Data listing:

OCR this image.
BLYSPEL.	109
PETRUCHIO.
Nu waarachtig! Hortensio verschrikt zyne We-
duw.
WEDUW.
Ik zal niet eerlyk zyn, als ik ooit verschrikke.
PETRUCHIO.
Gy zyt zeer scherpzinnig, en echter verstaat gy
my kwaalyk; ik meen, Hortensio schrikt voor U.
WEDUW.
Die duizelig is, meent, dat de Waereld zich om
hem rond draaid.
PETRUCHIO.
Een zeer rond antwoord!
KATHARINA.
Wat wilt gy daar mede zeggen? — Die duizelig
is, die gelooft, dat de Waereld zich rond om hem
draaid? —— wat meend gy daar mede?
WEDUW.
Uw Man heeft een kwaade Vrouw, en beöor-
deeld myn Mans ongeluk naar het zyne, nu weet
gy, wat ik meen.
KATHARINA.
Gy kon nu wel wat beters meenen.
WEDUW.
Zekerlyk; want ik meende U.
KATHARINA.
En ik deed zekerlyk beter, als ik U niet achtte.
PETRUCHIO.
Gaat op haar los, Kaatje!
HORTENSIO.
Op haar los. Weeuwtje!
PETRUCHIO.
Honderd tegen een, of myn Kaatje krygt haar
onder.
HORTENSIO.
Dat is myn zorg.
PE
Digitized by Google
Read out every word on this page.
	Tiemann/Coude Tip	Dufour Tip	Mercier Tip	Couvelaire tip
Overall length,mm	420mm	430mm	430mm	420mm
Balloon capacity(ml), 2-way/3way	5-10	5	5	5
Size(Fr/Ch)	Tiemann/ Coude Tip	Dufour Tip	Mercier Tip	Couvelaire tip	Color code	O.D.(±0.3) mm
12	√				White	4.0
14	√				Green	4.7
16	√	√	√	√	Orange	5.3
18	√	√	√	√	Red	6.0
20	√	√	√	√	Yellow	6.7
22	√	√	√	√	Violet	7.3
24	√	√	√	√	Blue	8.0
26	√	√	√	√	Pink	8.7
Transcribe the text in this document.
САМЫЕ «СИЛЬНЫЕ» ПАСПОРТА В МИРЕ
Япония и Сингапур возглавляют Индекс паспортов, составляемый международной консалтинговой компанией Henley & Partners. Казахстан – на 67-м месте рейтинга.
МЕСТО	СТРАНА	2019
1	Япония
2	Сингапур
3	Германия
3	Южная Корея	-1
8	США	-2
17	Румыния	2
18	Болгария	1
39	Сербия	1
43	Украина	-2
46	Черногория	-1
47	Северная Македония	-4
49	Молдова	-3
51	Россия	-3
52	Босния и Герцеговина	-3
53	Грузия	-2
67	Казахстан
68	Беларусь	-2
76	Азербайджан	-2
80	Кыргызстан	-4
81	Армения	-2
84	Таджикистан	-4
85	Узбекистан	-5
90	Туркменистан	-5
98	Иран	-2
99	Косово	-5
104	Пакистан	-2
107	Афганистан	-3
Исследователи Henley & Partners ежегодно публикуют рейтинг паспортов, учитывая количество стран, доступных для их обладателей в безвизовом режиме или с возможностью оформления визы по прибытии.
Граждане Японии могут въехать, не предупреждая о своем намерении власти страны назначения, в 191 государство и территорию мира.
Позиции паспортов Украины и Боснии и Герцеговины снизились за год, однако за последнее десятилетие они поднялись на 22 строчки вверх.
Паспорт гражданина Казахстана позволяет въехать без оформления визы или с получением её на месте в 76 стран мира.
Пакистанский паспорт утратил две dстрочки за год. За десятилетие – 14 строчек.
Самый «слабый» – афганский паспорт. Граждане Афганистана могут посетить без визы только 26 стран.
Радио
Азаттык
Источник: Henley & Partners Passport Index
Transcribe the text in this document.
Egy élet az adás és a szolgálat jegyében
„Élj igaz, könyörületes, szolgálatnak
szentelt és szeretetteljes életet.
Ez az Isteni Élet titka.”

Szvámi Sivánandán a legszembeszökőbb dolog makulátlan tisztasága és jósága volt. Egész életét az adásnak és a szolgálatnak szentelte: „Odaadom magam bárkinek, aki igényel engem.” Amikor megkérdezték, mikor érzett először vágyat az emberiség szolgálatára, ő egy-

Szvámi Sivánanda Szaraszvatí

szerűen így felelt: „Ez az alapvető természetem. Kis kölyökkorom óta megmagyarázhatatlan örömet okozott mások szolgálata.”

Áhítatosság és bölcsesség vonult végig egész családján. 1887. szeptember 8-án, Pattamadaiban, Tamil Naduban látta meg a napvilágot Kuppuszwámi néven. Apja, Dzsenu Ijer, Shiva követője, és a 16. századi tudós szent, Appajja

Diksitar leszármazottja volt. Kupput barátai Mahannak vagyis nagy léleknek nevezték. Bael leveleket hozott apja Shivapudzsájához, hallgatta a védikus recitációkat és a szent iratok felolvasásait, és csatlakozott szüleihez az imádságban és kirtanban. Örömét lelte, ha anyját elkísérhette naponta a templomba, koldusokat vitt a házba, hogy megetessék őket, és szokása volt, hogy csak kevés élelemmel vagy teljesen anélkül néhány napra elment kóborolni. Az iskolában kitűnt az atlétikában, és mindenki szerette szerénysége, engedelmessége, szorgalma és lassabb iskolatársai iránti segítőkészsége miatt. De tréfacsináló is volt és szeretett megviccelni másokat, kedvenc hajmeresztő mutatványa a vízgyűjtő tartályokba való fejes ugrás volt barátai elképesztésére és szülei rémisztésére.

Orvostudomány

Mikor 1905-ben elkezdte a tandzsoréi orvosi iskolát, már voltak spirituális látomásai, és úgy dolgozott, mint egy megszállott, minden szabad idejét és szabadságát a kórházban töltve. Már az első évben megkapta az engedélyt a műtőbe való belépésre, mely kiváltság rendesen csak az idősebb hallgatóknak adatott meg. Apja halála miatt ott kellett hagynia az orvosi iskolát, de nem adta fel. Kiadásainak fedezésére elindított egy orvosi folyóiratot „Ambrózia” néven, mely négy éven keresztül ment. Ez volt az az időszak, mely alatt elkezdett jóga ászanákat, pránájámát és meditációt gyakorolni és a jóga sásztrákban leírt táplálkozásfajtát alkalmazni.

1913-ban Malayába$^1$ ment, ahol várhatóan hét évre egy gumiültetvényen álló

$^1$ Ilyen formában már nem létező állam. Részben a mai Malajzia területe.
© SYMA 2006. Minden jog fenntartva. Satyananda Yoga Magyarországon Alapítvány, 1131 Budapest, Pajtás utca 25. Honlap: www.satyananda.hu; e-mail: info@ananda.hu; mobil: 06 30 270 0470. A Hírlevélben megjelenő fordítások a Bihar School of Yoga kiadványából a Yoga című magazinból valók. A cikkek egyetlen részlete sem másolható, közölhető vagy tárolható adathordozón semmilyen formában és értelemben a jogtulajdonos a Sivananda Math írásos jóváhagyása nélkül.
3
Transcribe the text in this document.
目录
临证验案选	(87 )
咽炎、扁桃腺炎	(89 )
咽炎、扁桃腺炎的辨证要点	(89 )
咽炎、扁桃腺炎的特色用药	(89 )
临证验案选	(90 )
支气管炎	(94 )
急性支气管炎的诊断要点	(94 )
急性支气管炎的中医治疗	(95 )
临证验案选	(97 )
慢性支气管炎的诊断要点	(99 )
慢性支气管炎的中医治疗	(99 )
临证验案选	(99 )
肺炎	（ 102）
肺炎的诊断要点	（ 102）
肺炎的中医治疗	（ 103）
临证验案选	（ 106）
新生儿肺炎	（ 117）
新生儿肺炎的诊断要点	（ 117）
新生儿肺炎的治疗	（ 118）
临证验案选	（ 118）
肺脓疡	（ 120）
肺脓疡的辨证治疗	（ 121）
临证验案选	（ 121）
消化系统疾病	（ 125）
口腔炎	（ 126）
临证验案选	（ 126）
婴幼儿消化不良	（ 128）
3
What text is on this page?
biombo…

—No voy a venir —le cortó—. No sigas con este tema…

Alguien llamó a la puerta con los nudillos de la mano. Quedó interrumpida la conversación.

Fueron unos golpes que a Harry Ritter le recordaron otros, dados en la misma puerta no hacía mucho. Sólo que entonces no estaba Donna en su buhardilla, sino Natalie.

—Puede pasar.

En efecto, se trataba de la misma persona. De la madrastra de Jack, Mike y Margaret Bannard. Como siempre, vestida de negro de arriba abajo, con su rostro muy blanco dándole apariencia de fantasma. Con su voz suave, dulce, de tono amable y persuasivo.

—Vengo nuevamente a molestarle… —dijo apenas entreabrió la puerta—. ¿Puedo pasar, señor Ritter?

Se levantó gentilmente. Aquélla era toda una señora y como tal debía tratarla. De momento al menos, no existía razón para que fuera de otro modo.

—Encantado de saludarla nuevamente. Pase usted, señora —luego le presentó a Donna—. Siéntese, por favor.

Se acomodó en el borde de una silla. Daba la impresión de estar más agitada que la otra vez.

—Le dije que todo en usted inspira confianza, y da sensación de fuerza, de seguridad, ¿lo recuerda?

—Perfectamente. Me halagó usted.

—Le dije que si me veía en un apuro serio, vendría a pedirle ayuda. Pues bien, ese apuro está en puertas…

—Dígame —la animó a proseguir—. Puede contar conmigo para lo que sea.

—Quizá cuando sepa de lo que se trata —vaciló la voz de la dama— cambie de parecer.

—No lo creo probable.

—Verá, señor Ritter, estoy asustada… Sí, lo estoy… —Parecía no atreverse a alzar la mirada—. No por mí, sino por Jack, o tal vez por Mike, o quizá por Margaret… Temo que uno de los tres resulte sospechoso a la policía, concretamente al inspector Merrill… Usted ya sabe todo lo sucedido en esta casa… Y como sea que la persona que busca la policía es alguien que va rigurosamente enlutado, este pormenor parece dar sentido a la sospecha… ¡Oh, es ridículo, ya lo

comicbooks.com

Your task: Gather each line in the data that holds the string "nuevamente".

Written response:
—Vengo nuevamente a molestarle… —dijo apenas entreabrió la puerta—. ¿Puedo pasar, señor Ritter?
—Encantado de saludarla nuevamente. Pase usted, señora —luego le presentó a Donna—. Siéntese, por favor.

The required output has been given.